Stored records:

■ ■ ■

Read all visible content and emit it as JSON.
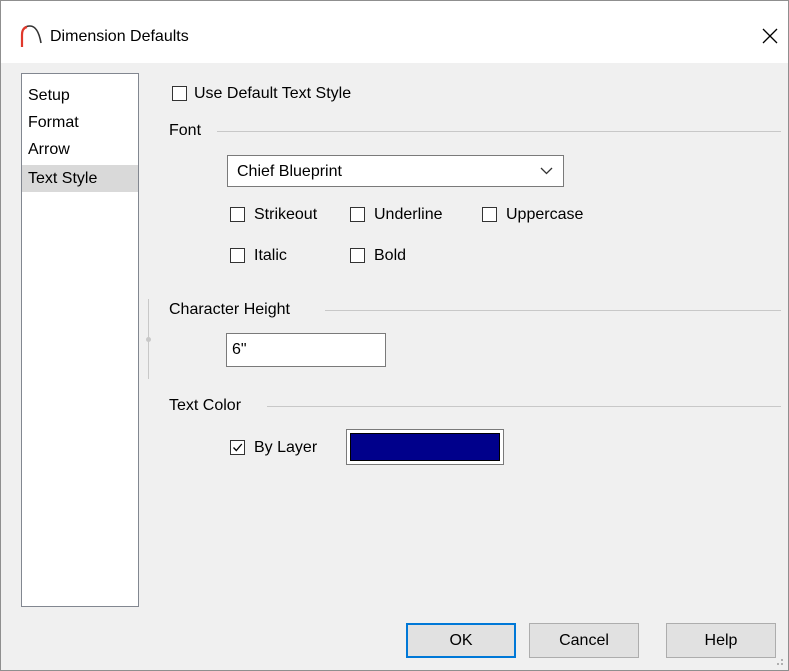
{
  "window": {
    "title": "Dimension Defaults",
    "close_symbol": "✕",
    "icon": "chief-architect-logo-icon",
    "icon_color": "#e0382b"
  },
  "nav": {
    "items": [
      {
        "label": "Setup",
        "selected": false
      },
      {
        "label": "Format",
        "selected": false
      },
      {
        "label": "Arrow",
        "selected": false
      },
      {
        "label": "Text Style",
        "selected": true
      }
    ]
  },
  "use_default": {
    "label": "Use Default Text Style",
    "checked": false
  },
  "font": {
    "section_label": "Font",
    "selected_font": "Chief Blueprint",
    "options": {
      "strikeout": {
        "label": "Strikeout",
        "checked": false
      },
      "underline": {
        "label": "Underline",
        "checked": false
      },
      "uppercase": {
        "label": "Uppercase",
        "checked": false
      },
      "italic": {
        "label": "Italic",
        "checked": false
      },
      "bold": {
        "label": "Bold",
        "checked": false
      }
    }
  },
  "character_height": {
    "section_label": "Character Height",
    "value": "6\""
  },
  "text_color": {
    "section_label": "Text Color",
    "by_layer": {
      "label": "By Layer",
      "checked": true
    },
    "swatch_color": "#00008b"
  },
  "buttons": {
    "ok": "OK",
    "cancel": "Cancel",
    "help": "Help"
  }
}
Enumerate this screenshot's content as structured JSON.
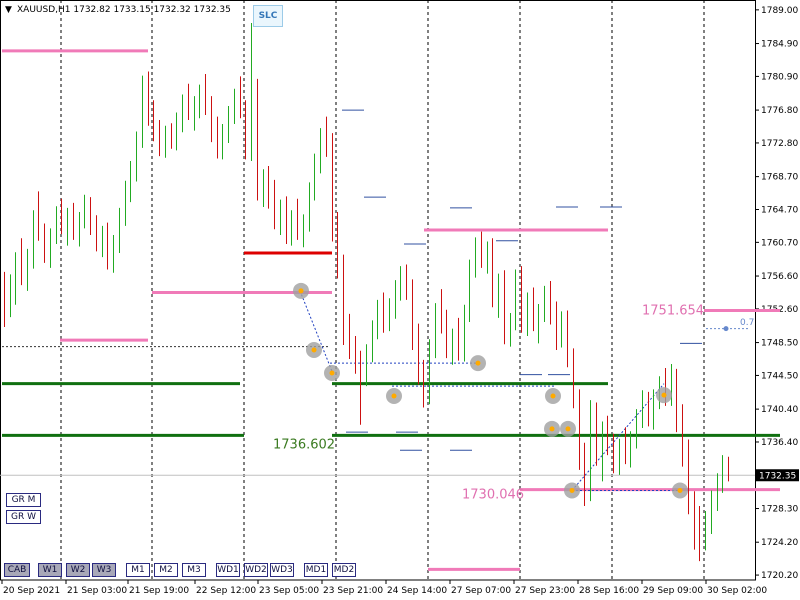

■ ■ ■

- [Problem to work on]
Exclude the images, then output the data above word for word.

- [Written solution]
Read all visible content and emit it as JSON.
{
  "window": {
    "title": "Dimension Defaults",
    "close_symbol": "✕",
    "icon": "chief-architect-logo-icon",
    "icon_color": "#e0382b"
  },
  "nav": {
    "items": [
      {
        "label": "Setup",
        "selected": false
      },
      {
        "label": "Format",
        "selected": false
      },
      {
        "label": "Arrow",
        "selected": false
      },
      {
        "label": "Text Style",
        "selected": true
      }
    ]
  },
  "use_default": {
    "label": "Use Default Text Style",
    "checked": false
  },
  "font": {
    "section_label": "Font",
    "selected_font": "Chief Blueprint",
    "options": {
      "strikeout": {
        "label": "Strikeout",
        "checked": false
      },
      "underline": {
        "label": "Underline",
        "checked": false
      },
      "uppercase": {
        "label": "Uppercase",
        "checked": false
      },
      "italic": {
        "label": "Italic",
        "checked": false
      },
      "bold": {
        "label": "Bold",
        "checked": false
      }
    }
  },
  "character_height": {
    "section_label": "Character Height",
    "value": "6\""
  },
  "text_color": {
    "section_label": "Text Color",
    "by_layer": {
      "label": "By Layer",
      "checked": true
    },
    "swatch_color": "#00008b"
  },
  "buttons": {
    "ok": "OK",
    "cancel": "Cancel",
    "help": "Help"
  }
}
Enumerate this screenshot's content as structured JSON.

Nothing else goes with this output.